▶ **JOB**:
Can you copy out the records below word for word, leaving the pictures out of your answer?

....

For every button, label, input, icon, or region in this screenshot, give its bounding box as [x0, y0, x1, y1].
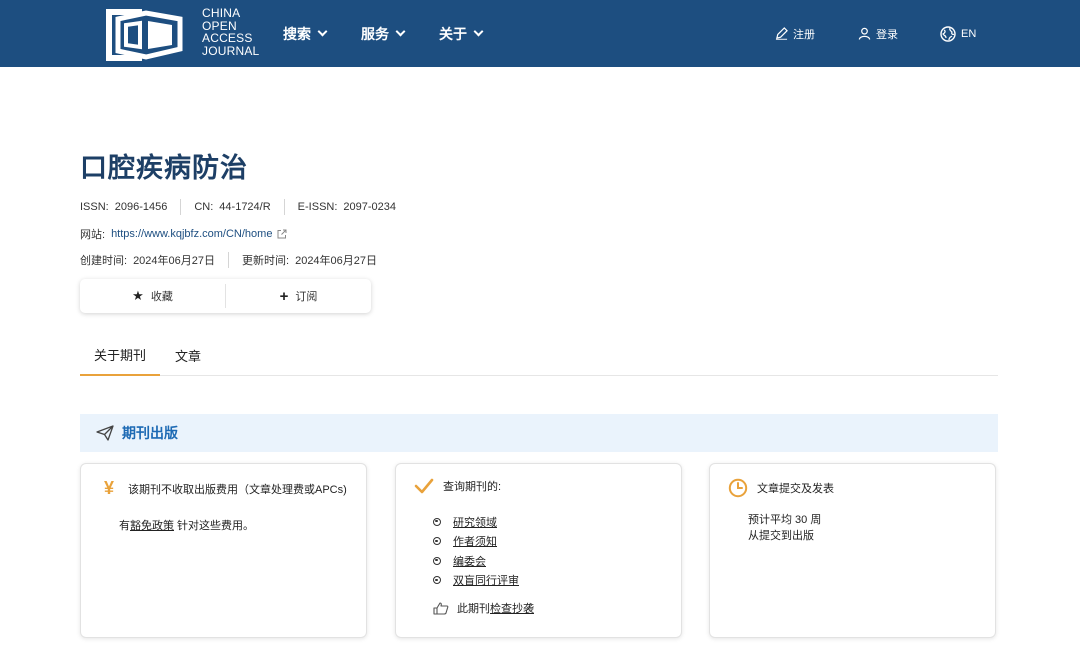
card-heading: 文章提交及发表: [728, 478, 834, 498]
list-item: 编委会: [433, 551, 519, 571]
plagiarism-check-link[interactable]: 检查抄袭: [490, 600, 534, 616]
checkmark-icon: [414, 478, 434, 494]
external-link-icon[interactable]: [277, 229, 287, 239]
plagiarism-prefix: 此期刊: [457, 603, 490, 615]
query-card: 查询期刊的: 研究领域 作者须知 编委会 双盲同行评审 此期刊 检查抄袭: [395, 463, 682, 638]
timeline-title: 文章提交及发表: [757, 483, 834, 495]
action-bar: ★ 收藏 + 订阅: [80, 279, 371, 313]
research-area-link[interactable]: 研究领域: [453, 514, 497, 530]
updated-value: 2024年06月27日: [295, 255, 378, 267]
fees-body-prefix: 有: [119, 520, 130, 532]
author-guide-link[interactable]: 作者须知: [453, 533, 497, 549]
journal-title: 口腔疾病防治: [80, 153, 248, 183]
bullet-icon: [433, 537, 441, 546]
issn-value: 2096-1456: [114, 201, 168, 213]
bullet-icon: [433, 517, 441, 526]
bullet-icon: [433, 576, 441, 585]
logo-icon: [106, 9, 183, 61]
tab-bar: 关于期刊 文章: [80, 335, 998, 376]
timeline-body: 预计平均 30 周 从提交到出版: [748, 512, 821, 544]
publishing-section-header: 期刊出版: [80, 414, 998, 452]
chevron-down-icon: [317, 26, 328, 37]
login-link[interactable]: 登录: [858, 0, 898, 67]
nav-search-menu[interactable]: 搜索: [283, 0, 328, 67]
query-link-list: 研究领域 作者须知 编委会 双盲同行评审: [433, 512, 519, 590]
journal-logo[interactable]: CHINA OPEN ACCESS JOURNAL: [102, 3, 262, 63]
language-label: EN: [961, 27, 977, 40]
user-icon: [858, 27, 871, 40]
nav-about-menu[interactable]: 关于: [439, 0, 484, 67]
paper-plane-icon: [96, 425, 114, 441]
nav-label: 关于: [439, 25, 467, 42]
nav-label: 服务: [361, 25, 389, 42]
plus-icon: +: [279, 287, 289, 305]
login-label: 登录: [876, 28, 898, 41]
subscribe-label: 订阅: [295, 291, 318, 303]
query-title: 查询期刊的:: [443, 481, 502, 493]
favorite-label: 收藏: [150, 291, 173, 303]
plagiarism-row: 此期刊 检查抄袭: [433, 600, 534, 616]
timeline-line: 从提交到出版: [748, 530, 814, 542]
divider: [283, 199, 285, 215]
timeline-line: 预计平均 30 周: [748, 514, 822, 526]
thumbs-up-icon: [433, 601, 449, 615]
website-link[interactable]: https://www.kqjbfz.com/CN/home: [111, 228, 272, 240]
card-heading: 查询期刊的:: [414, 478, 501, 494]
list-item: 双盲同行评审: [433, 571, 519, 591]
timeline-card: 文章提交及发表 预计平均 30 周 从提交到出版: [709, 463, 996, 638]
globe-icon: [940, 25, 956, 42]
website-label: 网站:: [80, 229, 106, 241]
section-title: 期刊出版: [122, 425, 178, 441]
fees-title: 该期刊不收取出版费用（文章处理费或APCs): [128, 483, 347, 496]
tab-articles[interactable]: 文章: [175, 335, 201, 376]
waiver-policy-link[interactable]: 豁免政策: [130, 520, 174, 532]
top-navigation-bar: CHINA OPEN ACCESS JOURNAL 搜索 服务 关于 注册 登录: [0, 0, 1080, 67]
list-item: 作者须知: [433, 532, 519, 552]
cn-value: 44-1724/R: [219, 201, 271, 213]
created-label: 创建时间:: [80, 255, 128, 267]
logo-wordmark: CHINA OPEN ACCESS JOURNAL: [202, 7, 259, 57]
list-item: 研究领域: [433, 512, 519, 532]
issn-label: ISSN:: [80, 201, 109, 213]
chevron-down-icon: [395, 26, 406, 37]
chevron-down-icon: [473, 26, 484, 37]
tab-label: 文章: [175, 349, 202, 364]
fees-body-suffix: 针对这些费用。: [174, 520, 255, 532]
yen-icon: ¥: [103, 478, 114, 498]
nav-services-menu[interactable]: 服务: [361, 0, 406, 67]
favorite-button[interactable]: ★ 收藏: [80, 279, 225, 313]
updated-label: 更新时间:: [242, 255, 290, 267]
bullet-icon: [433, 556, 441, 565]
cn-label: CN:: [194, 201, 214, 213]
star-icon: ★: [132, 288, 144, 303]
tab-about-journal[interactable]: 关于期刊: [80, 335, 160, 376]
tab-label: 关于期刊: [93, 348, 146, 363]
language-switch[interactable]: EN: [940, 0, 976, 67]
fees-body: 有豁免政策 针对这些费用。: [119, 518, 254, 534]
nav-label: 搜索: [283, 25, 311, 42]
logo-line: JOURNAL: [202, 43, 260, 58]
date-row: 创建时间: 2024年06月27日 更新时间: 2024年06月27日: [80, 252, 377, 268]
logo-line: ACCESS: [202, 31, 253, 45]
register-label: 注册: [793, 28, 815, 41]
peer-review-link[interactable]: 双盲同行评审: [453, 572, 519, 588]
clock-icon: [728, 478, 748, 498]
divider: [180, 199, 182, 215]
eissn-label: E-ISSN:: [297, 201, 338, 213]
register-link[interactable]: 注册: [775, 0, 815, 67]
created-value: 2024年06月27日: [133, 255, 216, 267]
website-row: 网站: https://www.kqjbfz.com/CN/home: [80, 226, 287, 242]
pencil-icon: [775, 27, 788, 40]
editorial-board-link[interactable]: 编委会: [453, 553, 486, 569]
divider: [228, 252, 230, 268]
fees-card: ¥ 该期刊不收取出版费用（文章处理费或APCs) 有豁免政策 针对这些费用。: [80, 463, 367, 638]
identifier-row: ISSN: 2096-1456 CN: 44-1724/R E-ISSN: 20…: [80, 199, 396, 215]
card-heading: ¥ 该期刊不收取出版费用（文章处理费或APCs): [99, 478, 347, 499]
eissn-value: 2097-0234: [343, 201, 397, 213]
logo-line: CHINA: [202, 6, 241, 20]
subscribe-button[interactable]: + 订阅: [225, 284, 371, 308]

....

▶ **SOLUTION FOR THIS PROBLEM**:
For every button, label, input, icon, or region in this screenshot, give its bounding box as [x0, y0, x1, y1].
card-heading: 文章提交及发表: [728, 478, 834, 498]
list-item: 编委会: [433, 551, 519, 571]
plagiarism-check-link[interactable]: 检查抄袭: [490, 600, 534, 616]
checkmark-icon: [414, 478, 434, 494]
external-link-icon[interactable]: [277, 229, 287, 239]
plagiarism-prefix: 此期刊: [457, 603, 490, 615]
query-card: 查询期刊的: 研究领域 作者须知 编委会 双盲同行评审 此期刊 检查抄袭: [395, 463, 682, 638]
timeline-title: 文章提交及发表: [757, 483, 834, 495]
action-bar: ★ 收藏 + 订阅: [80, 279, 371, 313]
research-area-link[interactable]: 研究领域: [453, 514, 497, 530]
updated-value: 2024年06月27日: [295, 255, 378, 267]
fees-body-prefix: 有: [119, 520, 130, 532]
author-guide-link[interactable]: 作者须知: [453, 533, 497, 549]
journal-title: 口腔疾病防治: [80, 153, 248, 183]
bullet-icon: [433, 537, 441, 546]
issn-value: 2096-1456: [114, 201, 168, 213]
bullet-icon: [433, 517, 441, 526]
bullet-icon: [433, 576, 441, 585]
logo-icon: [106, 9, 183, 61]
tab-bar: 关于期刊 文章: [80, 335, 998, 376]
timeline-body: 预计平均 30 周 从提交到出版: [748, 512, 821, 544]
publishing-section-header: 期刊出版: [80, 414, 998, 452]
chevron-down-icon: [317, 26, 328, 37]
login-link[interactable]: 登录: [858, 0, 898, 67]
nav-search-menu[interactable]: 搜索: [283, 0, 328, 67]
query-link-list: 研究领域 作者须知 编委会 双盲同行评审: [433, 512, 519, 590]
journal-logo[interactable]: CHINA OPEN ACCESS JOURNAL: [102, 3, 262, 63]
language-label: EN: [961, 27, 977, 40]
user-icon: [858, 27, 871, 40]
nav-about-menu[interactable]: 关于: [439, 0, 484, 67]
paper-plane-icon: [96, 425, 114, 441]
nav-label: 关于: [439, 25, 467, 42]
nav-label: 服务: [361, 25, 389, 42]
plus-icon: +: [279, 287, 289, 305]
login-label: 登录: [876, 28, 898, 41]
subscribe-label: 订阅: [295, 291, 318, 303]
query-title: 查询期刊的:: [443, 481, 502, 493]
favorite-label: 收藏: [150, 291, 173, 303]
plagiarism-row: 此期刊 检查抄袭: [433, 600, 534, 616]
timeline-line: 从提交到出版: [748, 530, 814, 542]
divider: [283, 199, 285, 215]
timeline-line: 预计平均 30 周: [748, 514, 822, 526]
thumbs-up-icon: [433, 601, 449, 615]
website-link[interactable]: https://www.kqjbfz.com/CN/home: [111, 228, 272, 240]
card-heading: 查询期刊的:: [414, 478, 501, 494]
list-item: 双盲同行评审: [433, 571, 519, 591]
timeline-card: 文章提交及发表 预计平均 30 周 从提交到出版: [709, 463, 996, 638]
globe-icon: [940, 25, 956, 42]
website-label: 网站:: [80, 229, 106, 241]
section-title: 期刊出版: [122, 425, 178, 441]
fees-title: 该期刊不收取出版费用（文章处理费或APCs): [128, 483, 347, 496]
tab-articles[interactable]: 文章: [175, 335, 201, 376]
waiver-policy-link[interactable]: 豁免政策: [130, 520, 174, 532]
top-navigation-bar: CHINA OPEN ACCESS JOURNAL 搜索 服务 关于 注册 登录: [0, 0, 1080, 67]
list-item: 作者须知: [433, 532, 519, 552]
cn-value: 44-1724/R: [219, 201, 271, 213]
created-label: 创建时间:: [80, 255, 128, 267]
logo-wordmark: CHINA OPEN ACCESS JOURNAL: [202, 7, 259, 57]
list-item: 研究领域: [433, 512, 519, 532]
issn-label: ISSN:: [80, 201, 109, 213]
chevron-down-icon: [395, 26, 406, 37]
chevron-down-icon: [473, 26, 484, 37]
tab-label: 文章: [175, 349, 202, 364]
fees-body-suffix: 针对这些费用。: [174, 520, 255, 532]
yen-icon: ¥: [103, 478, 114, 498]
nav-services-menu[interactable]: 服务: [361, 0, 406, 67]
favorite-button[interactable]: ★ 收藏: [80, 279, 225, 313]
updated-label: 更新时间:: [242, 255, 290, 267]
bullet-icon: [433, 556, 441, 565]
cn-label: CN:: [194, 201, 214, 213]
star-icon: ★: [132, 288, 144, 303]
tab-about-journal[interactable]: 关于期刊: [80, 335, 160, 376]
tab-label: 关于期刊: [93, 348, 146, 363]
language-switch[interactable]: EN: [940, 0, 976, 67]
fees-body: 有豁免政策 针对这些费用。: [119, 518, 254, 534]
nav-label: 搜索: [283, 25, 311, 42]
logo-line: JOURNAL: [202, 43, 260, 58]
date-row: 创建时间: 2024年06月27日 更新时间: 2024年06月27日: [80, 252, 377, 268]
logo-line: ACCESS: [202, 31, 253, 45]
register-label: 注册: [793, 28, 815, 41]
peer-review-link[interactable]: 双盲同行评审: [453, 572, 519, 588]
clock-icon: [728, 478, 748, 498]
divider: [180, 199, 182, 215]
eissn-label: E-ISSN:: [297, 201, 338, 213]
register-link[interactable]: 注册: [775, 0, 815, 67]
created-value: 2024年06月27日: [133, 255, 216, 267]
website-row: 网站: https://www.kqjbfz.com/CN/home: [80, 226, 287, 242]
pencil-icon: [775, 27, 788, 40]
editorial-board-link[interactable]: 编委会: [453, 553, 486, 569]
divider: [228, 252, 230, 268]
fees-card: ¥ 该期刊不收取出版费用（文章处理费或APCs) 有豁免政策 针对这些费用。: [80, 463, 367, 638]
identifier-row: ISSN: 2096-1456 CN: 44-1724/R E-ISSN: 20…: [80, 199, 396, 215]
card-heading: ¥ 该期刊不收取出版费用（文章处理费或APCs): [99, 478, 347, 499]
eissn-value: 2097-0234: [343, 201, 397, 213]
logo-line: CHINA: [202, 6, 241, 20]
subscribe-button[interactable]: + 订阅: [225, 284, 371, 308]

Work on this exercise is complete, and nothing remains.